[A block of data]
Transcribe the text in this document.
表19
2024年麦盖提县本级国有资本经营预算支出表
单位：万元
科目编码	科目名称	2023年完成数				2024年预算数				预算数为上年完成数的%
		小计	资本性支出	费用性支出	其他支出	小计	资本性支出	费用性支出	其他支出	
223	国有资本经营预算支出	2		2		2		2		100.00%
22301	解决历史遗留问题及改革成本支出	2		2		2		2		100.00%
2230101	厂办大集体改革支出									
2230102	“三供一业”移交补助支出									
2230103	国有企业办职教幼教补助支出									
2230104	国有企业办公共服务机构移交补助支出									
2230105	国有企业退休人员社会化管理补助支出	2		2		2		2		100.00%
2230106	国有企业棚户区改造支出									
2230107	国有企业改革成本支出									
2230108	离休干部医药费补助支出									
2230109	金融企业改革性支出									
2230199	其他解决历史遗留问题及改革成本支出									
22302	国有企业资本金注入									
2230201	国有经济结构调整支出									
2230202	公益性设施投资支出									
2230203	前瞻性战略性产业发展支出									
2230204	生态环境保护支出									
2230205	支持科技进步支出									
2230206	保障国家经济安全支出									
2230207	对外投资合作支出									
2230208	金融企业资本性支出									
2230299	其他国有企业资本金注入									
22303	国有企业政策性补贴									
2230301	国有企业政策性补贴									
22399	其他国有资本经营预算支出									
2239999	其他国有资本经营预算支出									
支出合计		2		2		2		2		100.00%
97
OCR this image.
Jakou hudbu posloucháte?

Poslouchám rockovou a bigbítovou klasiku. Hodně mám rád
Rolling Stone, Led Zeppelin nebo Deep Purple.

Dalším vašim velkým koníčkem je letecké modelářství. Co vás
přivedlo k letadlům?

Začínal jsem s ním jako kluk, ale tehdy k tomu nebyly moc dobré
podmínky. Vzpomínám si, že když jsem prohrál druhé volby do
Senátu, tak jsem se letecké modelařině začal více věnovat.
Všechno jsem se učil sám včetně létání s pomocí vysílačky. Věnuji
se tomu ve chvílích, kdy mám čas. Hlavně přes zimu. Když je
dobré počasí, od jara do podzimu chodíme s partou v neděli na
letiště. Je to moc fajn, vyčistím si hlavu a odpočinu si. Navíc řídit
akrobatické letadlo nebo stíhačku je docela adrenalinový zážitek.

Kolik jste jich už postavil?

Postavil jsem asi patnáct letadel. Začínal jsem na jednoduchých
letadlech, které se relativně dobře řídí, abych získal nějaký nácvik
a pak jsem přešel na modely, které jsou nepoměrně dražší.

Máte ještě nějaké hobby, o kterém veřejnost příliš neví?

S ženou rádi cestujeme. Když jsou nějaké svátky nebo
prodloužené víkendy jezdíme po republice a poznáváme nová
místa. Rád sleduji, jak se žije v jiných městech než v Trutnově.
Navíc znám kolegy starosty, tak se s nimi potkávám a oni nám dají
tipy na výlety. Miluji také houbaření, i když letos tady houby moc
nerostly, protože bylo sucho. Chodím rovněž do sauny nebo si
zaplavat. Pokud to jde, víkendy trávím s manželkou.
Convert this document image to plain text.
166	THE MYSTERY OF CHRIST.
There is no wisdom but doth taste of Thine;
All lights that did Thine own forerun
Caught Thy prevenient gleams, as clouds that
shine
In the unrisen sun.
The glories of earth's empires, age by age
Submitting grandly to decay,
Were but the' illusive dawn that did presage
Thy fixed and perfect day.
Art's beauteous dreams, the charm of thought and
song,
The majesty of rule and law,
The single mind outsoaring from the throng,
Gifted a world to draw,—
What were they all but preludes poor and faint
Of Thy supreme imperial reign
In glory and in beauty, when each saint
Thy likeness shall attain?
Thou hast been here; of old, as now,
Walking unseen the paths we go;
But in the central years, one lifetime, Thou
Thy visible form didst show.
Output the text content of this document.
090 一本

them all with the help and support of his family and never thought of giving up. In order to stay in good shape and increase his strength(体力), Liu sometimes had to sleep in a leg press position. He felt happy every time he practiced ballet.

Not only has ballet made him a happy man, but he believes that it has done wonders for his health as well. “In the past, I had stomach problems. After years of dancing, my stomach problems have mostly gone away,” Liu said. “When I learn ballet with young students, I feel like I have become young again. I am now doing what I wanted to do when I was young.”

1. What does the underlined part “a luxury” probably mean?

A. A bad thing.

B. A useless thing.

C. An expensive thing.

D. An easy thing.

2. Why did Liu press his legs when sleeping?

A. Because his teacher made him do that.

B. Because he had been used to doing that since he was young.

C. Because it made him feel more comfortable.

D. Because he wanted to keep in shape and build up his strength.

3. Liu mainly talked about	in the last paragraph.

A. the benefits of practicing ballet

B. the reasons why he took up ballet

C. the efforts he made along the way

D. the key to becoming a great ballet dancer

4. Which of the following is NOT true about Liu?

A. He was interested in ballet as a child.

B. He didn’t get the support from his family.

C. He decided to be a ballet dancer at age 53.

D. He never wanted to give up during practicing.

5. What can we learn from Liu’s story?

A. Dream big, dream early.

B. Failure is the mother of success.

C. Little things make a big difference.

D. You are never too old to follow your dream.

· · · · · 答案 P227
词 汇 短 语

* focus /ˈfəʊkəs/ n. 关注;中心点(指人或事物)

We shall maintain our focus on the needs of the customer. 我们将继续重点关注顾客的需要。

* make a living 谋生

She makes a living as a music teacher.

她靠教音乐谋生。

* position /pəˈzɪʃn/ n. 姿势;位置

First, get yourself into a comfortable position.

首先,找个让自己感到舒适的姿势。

• To be done
Output each record exactly, leaving nothing out.

• Result of this task
Transcribe the text in this document.
表19
2024年麦盖提县本级国有资本经营预算支出表
单位：万元
科目编码	科目名称	2023年完成数				2024年预算数				预算数为上年完成数的%
		小计	资本性支出	费用性支出	其他支出	小计	资本性支出	费用性支出	其他支出	
223	国有资本经营预算支出	2		2		2		2		100.00%
22301	解决历史遗留问题及改革成本支出	2		2		2		2		100.00%
2230101	厂办大集体改革支出									
2230102	“三供一业”移交补助支出									
2230103	国有企业办职教幼教补助支出									
2230104	国有企业办公共服务机构移交补助支出									
2230105	国有企业退休人员社会化管理补助支出	2		2		2		2		100.00%
2230106	国有企业棚户区改造支出									
2230107	国有企业改革成本支出									
2230108	离休干部医药费补助支出									
2230109	金融企业改革性支出									
2230199	其他解决历史遗留问题及改革成本支出									
22302	国有企业资本金注入									
2230201	国有经济结构调整支出									
2230202	公益性设施投资支出									
2230203	前瞻性战略性产业发展支出									
2230204	生态环境保护支出									
2230205	支持科技进步支出									
2230206	保障国家经济安全支出									
2230207	对外投资合作支出									
2230208	金融企业资本性支出									
2230299	其他国有企业资本金注入									
22303	国有企业政策性补贴									
2230301	国有企业政策性补贴									
22399	其他国有资本经营预算支出									
2239999	其他国有资本经营预算支出									
支出合计		2		2		2		2		100.00%
97
OCR this image.
Jakou hudbu posloucháte?

Poslouchám rockovou a bigbítovou klasiku. Hodně mám rád
Rolling Stone, Led Zeppelin nebo Deep Purple.

Dalším vašim velkým koníčkem je letecké modelářství. Co vás
přivedlo k letadlům?

Začínal jsem s ním jako kluk, ale tehdy k tomu nebyly moc dobré
podmínky. Vzpomínám si, že když jsem prohrál druhé volby do
Senátu, tak jsem se letecké modelařině začal více věnovat.
Všechno jsem se učil sám včetně létání s pomocí vysílačky. Věnuji
se tomu ve chvílích, kdy mám čas. Hlavně přes zimu. Když je
dobré počasí, od jara do podzimu chodíme s partou v neděli na
letiště. Je to moc fajn, vyčistím si hlavu a odpočinu si. Navíc řídit
akrobatické letadlo nebo stíhačku je docela adrenalinový zážitek.

Kolik jste jich už postavil?

Postavil jsem asi patnáct letadel. Začínal jsem na jednoduchých
letadlech, které se relativně dobře řídí, abych získal nějaký nácvik
a pak jsem přešel na modely, které jsou nepoměrně dražší.

Máte ještě nějaké hobby, o kterém veřejnost příliš neví?

S ženou rádi cestujeme. Když jsou nějaké svátky nebo
prodloužené víkendy jezdíme po republice a poznáváme nová
místa. Rád sleduji, jak se žije v jiných městech než v Trutnově.
Navíc znám kolegy starosty, tak se s nimi potkávám a oni nám dají
tipy na výlety. Miluji také houbaření, i když letos tady houby moc
nerostly, protože bylo sucho. Chodím rovněž do sauny nebo si
zaplavat. Pokud to jde, víkendy trávím s manželkou.
Convert this document image to plain text.
166	THE MYSTERY OF CHRIST.
There is no wisdom but doth taste of Thine;
All lights that did Thine own forerun
Caught Thy prevenient gleams, as clouds that
shine
In the unrisen sun.
The glories of earth's empires, age by age
Submitting grandly to decay,
Were but the' illusive dawn that did presage
Thy fixed and perfect day.
Art's beauteous dreams, the charm of thought and
song,
The majesty of rule and law,
The single mind outsoaring from the throng,
Gifted a world to draw,—
What were they all but preludes poor and faint
Of Thy supreme imperial reign
In glory and in beauty, when each saint
Thy likeness shall attain?
Thou hast been here; of old, as now,
Walking unseen the paths we go;
But in the central years, one lifetime, Thou
Thy visible form didst show.
Output the text content of this document.
090 一本

them all with the help and support of his family and never thought of giving up. In order to stay in good shape and increase his strength(体力), Liu sometimes had to sleep in a leg press position. He felt happy every time he practiced ballet.

Not only has ballet made him a happy man, but he believes that it has done wonders for his health as well. “In the past, I had stomach problems. After years of dancing, my stomach problems have mostly gone away,” Liu said. “When I learn ballet with young students, I feel like I have become young again. I am now doing what I wanted to do when I was young.”

1. What does the underlined part “a luxury” probably mean?

A. A bad thing.

B. A useless thing.

C. An expensive thing.

D. An easy thing.

2. Why did Liu press his legs when sleeping?

A. Because his teacher made him do that.

B. Because he had been used to doing that since he was young.

C. Because it made him feel more comfortable.

D. Because he wanted to keep in shape and build up his strength.

3. Liu mainly talked about	in the last paragraph.

A. the benefits of practicing ballet

B. the reasons why he took up ballet

C. the efforts he made along the way

D. the key to becoming a great ballet dancer

4. Which of the following is NOT true about Liu?

A. He was interested in ballet as a child.

B. He didn’t get the support from his family.

C. He decided to be a ballet dancer at age 53.

D. He never wanted to give up during practicing.

5. What can we learn from Liu’s story?

A. Dream big, dream early.

B. Failure is the mother of success.

C. Little things make a big difference.

D. You are never too old to follow your dream.

· · · · · 答案 P227
词 汇 短 语

* focus /ˈfəʊkəs/ n. 关注;中心点(指人或事物)

We shall maintain our focus on the needs of the customer. 我们将继续重点关注顾客的需要。

* make a living 谋生

She makes a living as a music teacher.

她靠教音乐谋生。

* position /pəˈzɪʃn/ n. 姿势;位置

First, get yourself into a comfortable position.

首先,找个让自己感到舒适的姿势。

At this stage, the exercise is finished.